* THE PROBLEM: Show every line where "snow" occurs.
--- ENTRIES PROVIDED ---
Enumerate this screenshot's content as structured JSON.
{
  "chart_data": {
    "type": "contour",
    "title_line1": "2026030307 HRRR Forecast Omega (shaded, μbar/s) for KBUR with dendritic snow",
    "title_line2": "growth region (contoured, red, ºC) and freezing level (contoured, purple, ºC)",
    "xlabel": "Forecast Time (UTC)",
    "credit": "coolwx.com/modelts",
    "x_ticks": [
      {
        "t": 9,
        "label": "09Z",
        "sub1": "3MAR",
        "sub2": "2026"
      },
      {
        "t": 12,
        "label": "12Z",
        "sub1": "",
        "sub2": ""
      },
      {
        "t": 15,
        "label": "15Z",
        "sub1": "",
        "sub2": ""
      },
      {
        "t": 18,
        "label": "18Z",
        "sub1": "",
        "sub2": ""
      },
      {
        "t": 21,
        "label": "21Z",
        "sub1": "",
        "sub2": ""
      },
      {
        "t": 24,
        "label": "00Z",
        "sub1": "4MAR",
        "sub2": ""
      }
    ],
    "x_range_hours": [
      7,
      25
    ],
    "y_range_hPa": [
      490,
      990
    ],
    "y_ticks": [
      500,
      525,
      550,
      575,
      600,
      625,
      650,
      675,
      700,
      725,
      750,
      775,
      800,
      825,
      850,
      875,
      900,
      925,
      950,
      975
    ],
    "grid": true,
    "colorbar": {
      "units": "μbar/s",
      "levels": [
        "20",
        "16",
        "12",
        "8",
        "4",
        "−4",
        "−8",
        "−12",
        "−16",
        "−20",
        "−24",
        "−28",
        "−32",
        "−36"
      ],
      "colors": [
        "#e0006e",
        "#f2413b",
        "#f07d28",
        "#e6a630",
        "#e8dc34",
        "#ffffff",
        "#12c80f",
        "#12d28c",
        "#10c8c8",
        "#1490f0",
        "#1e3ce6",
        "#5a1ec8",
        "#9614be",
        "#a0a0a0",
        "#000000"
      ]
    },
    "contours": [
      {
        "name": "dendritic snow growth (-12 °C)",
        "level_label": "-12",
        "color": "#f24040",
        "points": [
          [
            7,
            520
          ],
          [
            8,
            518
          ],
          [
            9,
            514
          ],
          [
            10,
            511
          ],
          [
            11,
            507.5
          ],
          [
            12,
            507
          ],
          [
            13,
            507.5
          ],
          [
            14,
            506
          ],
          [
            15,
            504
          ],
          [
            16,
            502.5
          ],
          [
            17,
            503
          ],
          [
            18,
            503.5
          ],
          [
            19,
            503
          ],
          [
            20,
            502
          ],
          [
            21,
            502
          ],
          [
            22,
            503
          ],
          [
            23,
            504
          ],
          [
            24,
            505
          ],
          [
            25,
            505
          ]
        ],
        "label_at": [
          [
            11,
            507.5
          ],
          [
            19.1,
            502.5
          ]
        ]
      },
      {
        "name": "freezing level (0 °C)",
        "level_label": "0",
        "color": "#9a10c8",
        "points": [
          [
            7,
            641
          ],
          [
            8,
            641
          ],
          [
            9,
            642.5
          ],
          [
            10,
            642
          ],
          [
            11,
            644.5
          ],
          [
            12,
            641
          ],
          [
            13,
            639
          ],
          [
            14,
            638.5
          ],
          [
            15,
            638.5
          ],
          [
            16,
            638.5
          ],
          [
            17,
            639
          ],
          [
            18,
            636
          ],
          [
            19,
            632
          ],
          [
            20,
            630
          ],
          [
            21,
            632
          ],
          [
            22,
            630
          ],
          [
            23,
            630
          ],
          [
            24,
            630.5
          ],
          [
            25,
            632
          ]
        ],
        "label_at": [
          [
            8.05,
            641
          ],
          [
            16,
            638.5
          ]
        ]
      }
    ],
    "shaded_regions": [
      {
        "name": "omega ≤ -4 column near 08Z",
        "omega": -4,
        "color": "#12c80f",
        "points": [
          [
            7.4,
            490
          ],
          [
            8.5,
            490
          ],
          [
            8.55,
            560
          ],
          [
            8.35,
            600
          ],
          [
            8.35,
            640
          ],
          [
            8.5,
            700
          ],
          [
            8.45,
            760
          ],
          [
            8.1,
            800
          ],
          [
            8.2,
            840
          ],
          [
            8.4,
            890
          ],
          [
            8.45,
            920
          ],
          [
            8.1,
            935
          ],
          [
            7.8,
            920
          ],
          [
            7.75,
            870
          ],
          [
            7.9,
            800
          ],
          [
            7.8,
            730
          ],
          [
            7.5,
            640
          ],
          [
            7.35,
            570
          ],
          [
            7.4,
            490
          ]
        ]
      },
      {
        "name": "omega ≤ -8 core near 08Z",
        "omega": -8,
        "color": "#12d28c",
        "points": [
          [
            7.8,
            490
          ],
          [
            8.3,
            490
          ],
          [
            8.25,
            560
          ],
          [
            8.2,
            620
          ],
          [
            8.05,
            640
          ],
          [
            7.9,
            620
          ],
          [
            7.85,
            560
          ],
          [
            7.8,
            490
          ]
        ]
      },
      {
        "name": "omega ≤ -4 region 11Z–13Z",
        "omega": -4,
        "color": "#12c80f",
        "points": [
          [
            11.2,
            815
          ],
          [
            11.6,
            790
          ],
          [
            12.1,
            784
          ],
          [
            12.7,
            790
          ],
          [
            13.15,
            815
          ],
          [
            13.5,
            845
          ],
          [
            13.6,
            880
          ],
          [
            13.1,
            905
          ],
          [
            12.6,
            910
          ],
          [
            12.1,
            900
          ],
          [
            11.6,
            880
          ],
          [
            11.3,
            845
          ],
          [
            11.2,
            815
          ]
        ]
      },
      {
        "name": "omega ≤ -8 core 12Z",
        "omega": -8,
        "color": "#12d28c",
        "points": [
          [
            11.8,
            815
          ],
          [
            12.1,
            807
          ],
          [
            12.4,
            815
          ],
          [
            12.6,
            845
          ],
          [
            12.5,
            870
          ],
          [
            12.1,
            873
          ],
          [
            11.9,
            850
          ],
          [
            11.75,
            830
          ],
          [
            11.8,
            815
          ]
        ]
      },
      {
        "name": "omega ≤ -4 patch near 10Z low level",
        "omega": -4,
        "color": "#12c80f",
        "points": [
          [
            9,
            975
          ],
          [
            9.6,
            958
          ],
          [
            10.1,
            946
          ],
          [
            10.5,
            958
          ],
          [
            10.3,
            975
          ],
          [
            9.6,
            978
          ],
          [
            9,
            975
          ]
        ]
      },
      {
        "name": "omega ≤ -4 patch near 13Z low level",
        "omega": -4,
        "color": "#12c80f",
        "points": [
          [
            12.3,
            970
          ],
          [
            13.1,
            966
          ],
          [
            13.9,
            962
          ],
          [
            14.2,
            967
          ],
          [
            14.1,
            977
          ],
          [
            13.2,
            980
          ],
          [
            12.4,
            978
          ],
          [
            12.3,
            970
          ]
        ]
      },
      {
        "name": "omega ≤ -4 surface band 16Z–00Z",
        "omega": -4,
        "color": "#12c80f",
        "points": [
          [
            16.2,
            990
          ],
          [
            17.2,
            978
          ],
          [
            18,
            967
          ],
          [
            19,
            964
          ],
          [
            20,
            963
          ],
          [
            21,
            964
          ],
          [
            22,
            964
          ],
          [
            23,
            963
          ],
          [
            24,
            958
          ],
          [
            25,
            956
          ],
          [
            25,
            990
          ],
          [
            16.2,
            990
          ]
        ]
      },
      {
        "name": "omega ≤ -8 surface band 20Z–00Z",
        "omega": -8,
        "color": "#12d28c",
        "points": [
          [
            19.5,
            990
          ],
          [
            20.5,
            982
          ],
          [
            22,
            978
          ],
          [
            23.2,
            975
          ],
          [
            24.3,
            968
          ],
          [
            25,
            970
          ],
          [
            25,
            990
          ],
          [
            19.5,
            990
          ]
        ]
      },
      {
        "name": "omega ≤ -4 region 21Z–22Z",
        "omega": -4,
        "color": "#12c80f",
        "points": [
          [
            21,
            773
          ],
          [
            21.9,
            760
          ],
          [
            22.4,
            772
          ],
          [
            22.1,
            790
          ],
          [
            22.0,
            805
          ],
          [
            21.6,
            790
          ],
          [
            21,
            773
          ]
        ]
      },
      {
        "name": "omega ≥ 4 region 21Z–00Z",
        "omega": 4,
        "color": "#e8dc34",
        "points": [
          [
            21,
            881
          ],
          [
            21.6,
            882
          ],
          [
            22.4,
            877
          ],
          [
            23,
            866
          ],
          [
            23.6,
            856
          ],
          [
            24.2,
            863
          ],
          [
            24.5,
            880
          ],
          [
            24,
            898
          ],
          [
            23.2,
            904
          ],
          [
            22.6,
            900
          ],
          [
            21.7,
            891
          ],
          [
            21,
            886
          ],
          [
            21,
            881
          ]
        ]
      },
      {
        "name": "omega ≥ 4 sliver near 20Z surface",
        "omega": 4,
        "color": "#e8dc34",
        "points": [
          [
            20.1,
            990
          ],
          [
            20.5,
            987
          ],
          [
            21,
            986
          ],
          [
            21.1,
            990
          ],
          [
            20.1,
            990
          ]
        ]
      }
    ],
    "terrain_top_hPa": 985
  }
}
---
* OUTPUT OF THE TASK:
    "title_line1": "2026030307 HRRR Forecast Omega (shaded, μbar/s) for KBUR with dendritic snow",
        "name": "dendritic snow growth (-12 °C)",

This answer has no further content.